Requirement.
Your task is to copy each line that has the word "this".

Part of a data file.
+ + +

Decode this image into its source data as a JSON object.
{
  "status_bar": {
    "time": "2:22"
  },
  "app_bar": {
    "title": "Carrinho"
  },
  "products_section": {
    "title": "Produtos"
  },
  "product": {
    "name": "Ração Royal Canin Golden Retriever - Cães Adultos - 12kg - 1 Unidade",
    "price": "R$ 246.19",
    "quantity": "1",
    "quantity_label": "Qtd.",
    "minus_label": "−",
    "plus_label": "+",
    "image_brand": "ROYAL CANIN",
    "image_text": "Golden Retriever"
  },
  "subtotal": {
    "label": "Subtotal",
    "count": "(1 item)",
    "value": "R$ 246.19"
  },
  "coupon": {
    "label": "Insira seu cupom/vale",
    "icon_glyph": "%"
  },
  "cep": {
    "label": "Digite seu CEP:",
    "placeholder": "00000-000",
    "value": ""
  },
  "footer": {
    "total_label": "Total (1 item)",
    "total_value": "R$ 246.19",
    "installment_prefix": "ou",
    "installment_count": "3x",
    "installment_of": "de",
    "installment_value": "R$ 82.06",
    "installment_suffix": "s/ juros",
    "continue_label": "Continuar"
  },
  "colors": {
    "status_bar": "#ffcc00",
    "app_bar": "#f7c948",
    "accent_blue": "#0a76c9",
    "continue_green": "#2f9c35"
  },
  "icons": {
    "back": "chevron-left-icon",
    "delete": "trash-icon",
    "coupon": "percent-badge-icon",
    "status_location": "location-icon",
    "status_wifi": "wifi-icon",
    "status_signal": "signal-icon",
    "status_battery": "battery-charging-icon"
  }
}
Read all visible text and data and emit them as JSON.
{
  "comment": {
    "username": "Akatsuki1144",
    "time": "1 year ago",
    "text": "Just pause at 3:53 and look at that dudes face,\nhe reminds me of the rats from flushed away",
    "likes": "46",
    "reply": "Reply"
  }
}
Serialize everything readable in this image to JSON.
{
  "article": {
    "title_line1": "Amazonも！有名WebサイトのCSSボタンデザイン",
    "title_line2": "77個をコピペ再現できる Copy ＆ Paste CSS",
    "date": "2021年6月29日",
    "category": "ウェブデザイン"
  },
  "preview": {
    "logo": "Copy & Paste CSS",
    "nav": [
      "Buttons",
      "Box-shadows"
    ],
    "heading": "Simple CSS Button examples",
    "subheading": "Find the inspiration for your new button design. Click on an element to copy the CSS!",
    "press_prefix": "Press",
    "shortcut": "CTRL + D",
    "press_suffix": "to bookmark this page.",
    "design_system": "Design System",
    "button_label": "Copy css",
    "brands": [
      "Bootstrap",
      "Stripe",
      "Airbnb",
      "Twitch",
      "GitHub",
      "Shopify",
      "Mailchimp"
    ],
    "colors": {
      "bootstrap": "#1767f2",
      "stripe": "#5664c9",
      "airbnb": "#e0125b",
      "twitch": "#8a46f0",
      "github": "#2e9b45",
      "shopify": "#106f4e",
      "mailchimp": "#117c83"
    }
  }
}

+ + +

Complete answer.
Decode this image into its source data as a JSON object.
Serialize everything readable in this image to JSON.
    "press_suffix": "to bookmark this page.",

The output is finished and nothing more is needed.